____ DATASET EXCERPTS

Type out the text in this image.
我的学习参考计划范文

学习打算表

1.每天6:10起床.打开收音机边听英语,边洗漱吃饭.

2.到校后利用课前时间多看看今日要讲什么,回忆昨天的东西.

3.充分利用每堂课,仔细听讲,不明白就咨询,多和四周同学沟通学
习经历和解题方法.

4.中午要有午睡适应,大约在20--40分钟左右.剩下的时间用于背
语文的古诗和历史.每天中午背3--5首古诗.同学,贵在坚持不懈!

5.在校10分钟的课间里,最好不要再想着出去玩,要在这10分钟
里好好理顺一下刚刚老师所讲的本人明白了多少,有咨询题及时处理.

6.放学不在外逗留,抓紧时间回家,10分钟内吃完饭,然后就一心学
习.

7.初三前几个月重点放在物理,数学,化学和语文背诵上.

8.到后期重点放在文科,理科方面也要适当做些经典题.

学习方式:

________

Reproduce the material above, every line of it, exactly.

Type out the text in this image.
我的学习参考计划范文

学习打算表

1.每天6:10起床.打开收音机边听英语,边洗漱吃饭.

2.到校后利用课前时间多看看今日要讲什么,回忆昨天的东西.

3.充分利用每堂课,仔细听讲,不明白就咨询,多和四周同学沟通学
习经历和解题方法.

4.中午要有午睡适应,大约在20--40分钟左右.剩下的时间用于背
语文的古诗和历史.每天中午背3--5首古诗.同学,贵在坚持不懈!

5.在校10分钟的课间里,最好不要再想着出去玩,要在这10分钟
里好好理顺一下刚刚老师所讲的本人明白了多少,有咨询题及时处理.

6.放学不在外逗留,抓紧时间回家,10分钟内吃完饭,然后就一心学
习.

7.初三前几个月重点放在物理,数学,化学和语文背诵上.

8.到后期重点放在文科,理科方面也要适当做些经典题.

学习方式:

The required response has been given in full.